--- Requirement ---
Return every record below exactly as written, but leave out the pictures.

::: Material shown

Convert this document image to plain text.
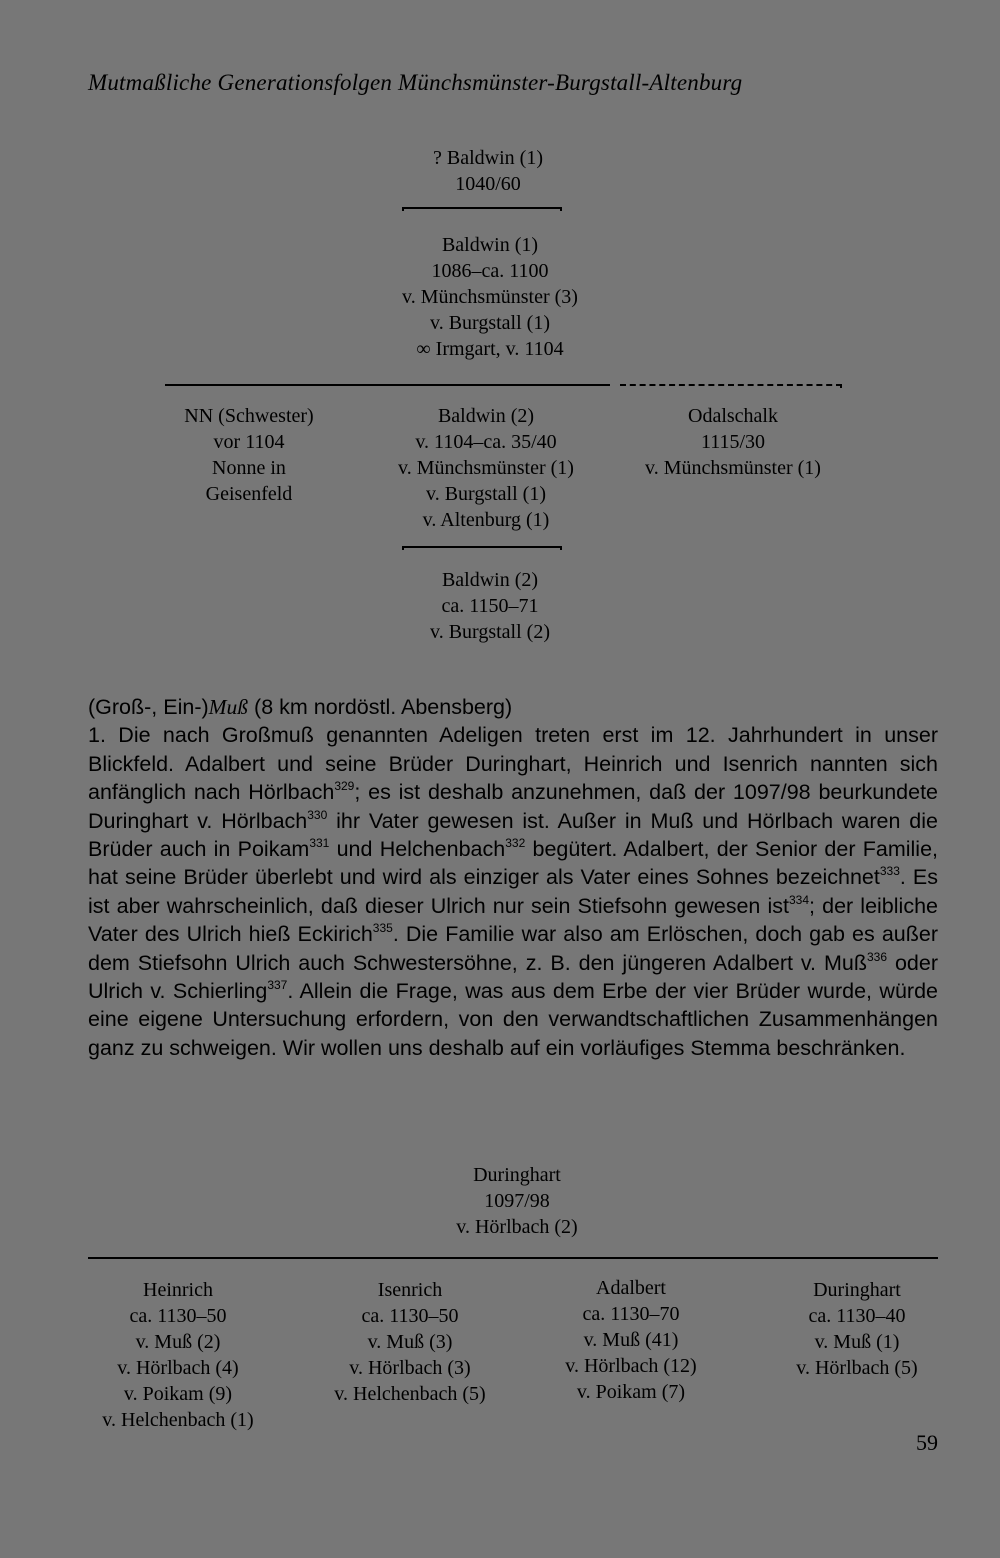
Mutmaßliche Generationsfolgen Münchsmünster-Burgstall-Altenburg
? Baldwin (1)
1040/60
Baldwin (1)
1086–ca. 1100
v. Münchsmünster (3)
v. Burgstall (1)
∞ Irmgart, v. 1104
NN (Schwester)
vor 1104
Nonne in
Geisenfeld
Baldwin (2)
v. 1104–ca. 35/40
v. Münchsmünster (1)
v. Burgstall (1)
v. Altenburg (1)
Odalschalk
1115/30
v. Münchsmünster (1)
Baldwin (2)
ca. 1150–71
v. Burgstall (2)

(Groß-, Ein-)Muß (8 km nordöstl. Abensberg)

1. Die nach Großmuß genannten Adeligen treten erst im 12. Jahrhundert in unser Blickfeld. Adalbert und seine Brüder Duringhart, Heinrich und Isenrich nannten sich anfänglich nach Hörlbach$^{329}$; es ist deshalb anzunehmen, daß der 1097/98 beurkundete Duringhart v. Hörlbach$^{330}$ ihr Vater gewesen ist. Außer in Muß und Hörlbach waren die Brüder auch in Poikam$^{331}$ und Helchenbach$^{332}$ begütert. Adalbert, der Senior der Familie, hat seine Brüder überlebt und wird als einziger als Vater eines Sohnes bezeichnet$^{333}$. Es ist aber wahrscheinlich, daß dieser Ulrich nur sein Stiefsohn gewesen ist$^{334}$; der leibliche Vater des Ulrich hieß Eckirich$^{335}$. Die Familie war also am Erlöschen, doch gab es außer dem Stiefsohn Ulrich auch Schwestersöhne, z. B. den jüngeren Adalbert v. Muß$^{336}$ oder Ulrich v. Schierling$^{337}$. Allein die Frage, was aus dem Erbe der vier Brüder wurde, würde eine eigene Untersuchung erfordern, von den verwandtschaftlichen Zusammenhängen ganz zu schweigen. Wir wollen uns deshalb auf ein vorläufiges Stemma beschränken.

Duringhart
1097/98
v. Hörlbach (2)
Heinrich
ca. 1130–50
v. Muß (2)
v. Hörlbach (4)
v. Poikam (9)
v. Helchenbach (1)
Isenrich
ca. 1130–50
v. Muß (3)
v. Hörlbach (3)
v. Helchenbach (5)
Adalbert
ca. 1130–70
v. Muß (41)
v. Hörlbach (12)
v. Poikam (7)
Duringhart
ca. 1130–40
v. Muß (1)
v. Hörlbach (5)
59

::::::

--- Exercise result ---
Convert this document image to plain text.
Mutmaßliche Generationsfolgen Münchsmünster-Burgstall-Altenburg
? Baldwin (1)
1040/60
Baldwin (1)
1086–ca. 1100
v. Münchsmünster (3)
v. Burgstall (1)
∞ Irmgart, v. 1104
NN (Schwester)
vor 1104
Nonne in
Geisenfeld
Baldwin (2)
v. 1104–ca. 35/40
v. Münchsmünster (1)
v. Burgstall (1)
v. Altenburg (1)
Odalschalk
1115/30
v. Münchsmünster (1)
Baldwin (2)
ca. 1150–71
v. Burgstall (2)

(Groß-, Ein-)Muß (8 km nordöstl. Abensberg)

1. Die nach Großmuß genannten Adeligen treten erst im 12. Jahrhundert in unser Blickfeld. Adalbert und seine Brüder Duringhart, Heinrich und Isenrich nannten sich anfänglich nach Hörlbach$^{329}$; es ist deshalb anzunehmen, daß der 1097/98 beurkundete Duringhart v. Hörlbach$^{330}$ ihr Vater gewesen ist. Außer in Muß und Hörlbach waren die Brüder auch in Poikam$^{331}$ und Helchenbach$^{332}$ begütert. Adalbert, der Senior der Familie, hat seine Brüder überlebt und wird als einziger als Vater eines Sohnes bezeichnet$^{333}$. Es ist aber wahrscheinlich, daß dieser Ulrich nur sein Stiefsohn gewesen ist$^{334}$; der leibliche Vater des Ulrich hieß Eckirich$^{335}$. Die Familie war also am Erlöschen, doch gab es außer dem Stiefsohn Ulrich auch Schwestersöhne, z. B. den jüngeren Adalbert v. Muß$^{336}$ oder Ulrich v. Schierling$^{337}$. Allein die Frage, was aus dem Erbe der vier Brüder wurde, würde eine eigene Untersuchung erfordern, von den verwandtschaftlichen Zusammenhängen ganz zu schweigen. Wir wollen uns deshalb auf ein vorläufiges Stemma beschränken.

Duringhart
1097/98
v. Hörlbach (2)
Heinrich
ca. 1130–50
v. Muß (2)
v. Hörlbach (4)
v. Poikam (9)
v. Helchenbach (1)
Isenrich
ca. 1130–50
v. Muß (3)
v. Hörlbach (3)
v. Helchenbach (5)
Adalbert
ca. 1130–70
v. Muß (41)
v. Hörlbach (12)
v. Poikam (7)
Duringhart
ca. 1130–40
v. Muß (1)
v. Hörlbach (5)
59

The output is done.